| PROBLEM DESCRIPTION |
Below are entries. Pull out all lines containing "AMPERES".

** START RECORDS FOR THE TASK **

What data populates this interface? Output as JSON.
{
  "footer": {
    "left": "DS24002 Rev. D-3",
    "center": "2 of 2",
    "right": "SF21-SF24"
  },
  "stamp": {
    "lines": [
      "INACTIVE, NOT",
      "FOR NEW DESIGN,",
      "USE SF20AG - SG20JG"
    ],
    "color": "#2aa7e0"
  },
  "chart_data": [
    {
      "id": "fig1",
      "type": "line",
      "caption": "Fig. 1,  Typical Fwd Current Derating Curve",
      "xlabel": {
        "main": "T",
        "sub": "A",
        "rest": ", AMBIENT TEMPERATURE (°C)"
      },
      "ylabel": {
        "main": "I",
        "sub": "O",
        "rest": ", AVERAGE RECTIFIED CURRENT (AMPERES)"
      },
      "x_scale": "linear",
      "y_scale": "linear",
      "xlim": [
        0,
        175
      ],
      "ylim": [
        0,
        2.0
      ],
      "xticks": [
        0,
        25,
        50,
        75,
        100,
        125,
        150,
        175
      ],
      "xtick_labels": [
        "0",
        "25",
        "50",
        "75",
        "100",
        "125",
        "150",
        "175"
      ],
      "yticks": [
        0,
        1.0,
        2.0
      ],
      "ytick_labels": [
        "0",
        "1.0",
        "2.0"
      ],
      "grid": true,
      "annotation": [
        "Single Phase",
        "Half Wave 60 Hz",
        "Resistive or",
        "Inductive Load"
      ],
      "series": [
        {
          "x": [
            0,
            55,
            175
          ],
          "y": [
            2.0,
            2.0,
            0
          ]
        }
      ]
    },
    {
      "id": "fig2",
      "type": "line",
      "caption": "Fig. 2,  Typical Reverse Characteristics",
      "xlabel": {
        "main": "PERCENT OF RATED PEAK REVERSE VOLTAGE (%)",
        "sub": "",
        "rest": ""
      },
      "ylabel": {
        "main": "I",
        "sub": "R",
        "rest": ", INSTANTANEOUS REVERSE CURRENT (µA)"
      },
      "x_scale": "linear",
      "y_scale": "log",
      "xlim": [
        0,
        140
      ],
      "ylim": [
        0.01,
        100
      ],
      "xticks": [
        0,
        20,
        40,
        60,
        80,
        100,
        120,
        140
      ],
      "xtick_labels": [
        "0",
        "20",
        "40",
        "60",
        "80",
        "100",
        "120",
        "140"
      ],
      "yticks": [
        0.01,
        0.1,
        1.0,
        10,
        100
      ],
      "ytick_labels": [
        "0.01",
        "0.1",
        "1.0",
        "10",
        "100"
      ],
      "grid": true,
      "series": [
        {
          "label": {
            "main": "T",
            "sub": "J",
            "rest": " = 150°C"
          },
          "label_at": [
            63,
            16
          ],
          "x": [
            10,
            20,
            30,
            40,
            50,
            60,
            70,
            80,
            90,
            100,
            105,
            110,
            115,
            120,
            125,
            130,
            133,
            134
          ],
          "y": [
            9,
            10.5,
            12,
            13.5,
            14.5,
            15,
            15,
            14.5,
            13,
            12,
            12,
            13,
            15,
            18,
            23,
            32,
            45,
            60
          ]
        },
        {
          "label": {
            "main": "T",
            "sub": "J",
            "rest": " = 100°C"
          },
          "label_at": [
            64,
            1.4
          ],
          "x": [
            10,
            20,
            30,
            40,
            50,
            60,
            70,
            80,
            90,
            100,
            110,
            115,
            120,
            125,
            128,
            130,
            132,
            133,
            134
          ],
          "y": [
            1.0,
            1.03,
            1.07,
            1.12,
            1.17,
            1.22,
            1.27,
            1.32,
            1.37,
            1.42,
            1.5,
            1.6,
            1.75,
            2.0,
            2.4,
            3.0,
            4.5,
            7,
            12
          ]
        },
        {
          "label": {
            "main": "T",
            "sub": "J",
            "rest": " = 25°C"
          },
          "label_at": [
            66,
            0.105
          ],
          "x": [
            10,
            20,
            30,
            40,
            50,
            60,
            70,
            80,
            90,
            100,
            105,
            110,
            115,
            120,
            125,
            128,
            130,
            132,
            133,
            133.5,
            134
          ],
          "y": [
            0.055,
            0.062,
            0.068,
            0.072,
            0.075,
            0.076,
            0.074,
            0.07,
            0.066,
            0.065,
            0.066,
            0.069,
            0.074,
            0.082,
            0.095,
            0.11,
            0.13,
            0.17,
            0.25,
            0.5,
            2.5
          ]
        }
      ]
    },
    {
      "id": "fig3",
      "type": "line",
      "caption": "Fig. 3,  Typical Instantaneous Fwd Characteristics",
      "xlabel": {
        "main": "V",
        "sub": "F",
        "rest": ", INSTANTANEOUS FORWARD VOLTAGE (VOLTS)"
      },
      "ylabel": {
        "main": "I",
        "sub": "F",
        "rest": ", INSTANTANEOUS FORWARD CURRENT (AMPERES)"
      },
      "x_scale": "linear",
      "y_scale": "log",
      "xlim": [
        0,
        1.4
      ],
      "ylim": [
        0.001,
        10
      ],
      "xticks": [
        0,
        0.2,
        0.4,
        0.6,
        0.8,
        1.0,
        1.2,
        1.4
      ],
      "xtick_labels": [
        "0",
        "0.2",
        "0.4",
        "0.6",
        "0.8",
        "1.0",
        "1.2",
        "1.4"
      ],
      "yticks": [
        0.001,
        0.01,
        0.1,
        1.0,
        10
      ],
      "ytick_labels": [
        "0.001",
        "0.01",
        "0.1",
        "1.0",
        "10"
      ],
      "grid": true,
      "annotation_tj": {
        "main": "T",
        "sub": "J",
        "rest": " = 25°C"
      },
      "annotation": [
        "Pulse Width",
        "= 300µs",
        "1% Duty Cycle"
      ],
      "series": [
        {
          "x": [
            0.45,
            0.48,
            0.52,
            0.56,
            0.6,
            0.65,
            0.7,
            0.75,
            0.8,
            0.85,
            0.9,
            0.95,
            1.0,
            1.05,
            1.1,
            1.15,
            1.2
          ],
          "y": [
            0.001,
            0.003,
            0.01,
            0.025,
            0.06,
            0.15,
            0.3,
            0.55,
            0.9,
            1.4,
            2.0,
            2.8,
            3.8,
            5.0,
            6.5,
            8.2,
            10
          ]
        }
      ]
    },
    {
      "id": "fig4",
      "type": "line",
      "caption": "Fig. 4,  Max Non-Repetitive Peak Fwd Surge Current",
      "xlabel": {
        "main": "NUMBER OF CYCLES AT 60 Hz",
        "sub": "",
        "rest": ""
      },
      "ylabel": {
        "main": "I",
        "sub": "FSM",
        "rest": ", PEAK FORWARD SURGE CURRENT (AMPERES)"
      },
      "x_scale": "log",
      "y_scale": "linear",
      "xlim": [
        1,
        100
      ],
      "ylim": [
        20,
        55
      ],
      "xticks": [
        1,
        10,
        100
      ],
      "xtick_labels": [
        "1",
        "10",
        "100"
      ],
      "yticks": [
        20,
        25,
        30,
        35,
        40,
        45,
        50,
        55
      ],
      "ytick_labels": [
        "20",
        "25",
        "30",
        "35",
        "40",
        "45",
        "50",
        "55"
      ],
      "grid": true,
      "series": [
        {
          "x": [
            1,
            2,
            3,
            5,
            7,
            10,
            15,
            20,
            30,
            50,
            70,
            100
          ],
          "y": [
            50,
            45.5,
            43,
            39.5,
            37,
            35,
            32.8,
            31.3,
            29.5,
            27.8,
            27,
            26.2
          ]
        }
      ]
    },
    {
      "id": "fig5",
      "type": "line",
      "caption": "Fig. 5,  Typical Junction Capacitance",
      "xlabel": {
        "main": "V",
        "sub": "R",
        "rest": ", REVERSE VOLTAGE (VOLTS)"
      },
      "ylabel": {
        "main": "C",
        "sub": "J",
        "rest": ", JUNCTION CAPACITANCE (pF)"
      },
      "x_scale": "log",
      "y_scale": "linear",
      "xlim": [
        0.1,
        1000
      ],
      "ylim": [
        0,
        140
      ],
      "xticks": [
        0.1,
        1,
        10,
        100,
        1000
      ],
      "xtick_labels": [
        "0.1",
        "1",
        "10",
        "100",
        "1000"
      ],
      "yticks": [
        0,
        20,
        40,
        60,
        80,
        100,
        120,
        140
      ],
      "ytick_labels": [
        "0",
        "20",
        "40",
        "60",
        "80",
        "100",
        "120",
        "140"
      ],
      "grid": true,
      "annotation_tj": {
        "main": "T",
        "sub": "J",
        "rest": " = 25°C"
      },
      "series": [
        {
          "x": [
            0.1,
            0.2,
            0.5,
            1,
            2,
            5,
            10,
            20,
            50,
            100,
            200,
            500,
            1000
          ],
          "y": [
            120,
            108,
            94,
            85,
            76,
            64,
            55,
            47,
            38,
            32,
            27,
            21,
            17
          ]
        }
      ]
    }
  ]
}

** END RECORDS FOR THE TASK **

| ANSWER FOR THIS EXERCISE |
        "rest": ", AVERAGE RECTIFIED CURRENT (AMPERES)"
        "rest": ", INSTANTANEOUS FORWARD CURRENT (AMPERES)"
        "rest": ", PEAK FORWARD SURGE CURRENT (AMPERES)"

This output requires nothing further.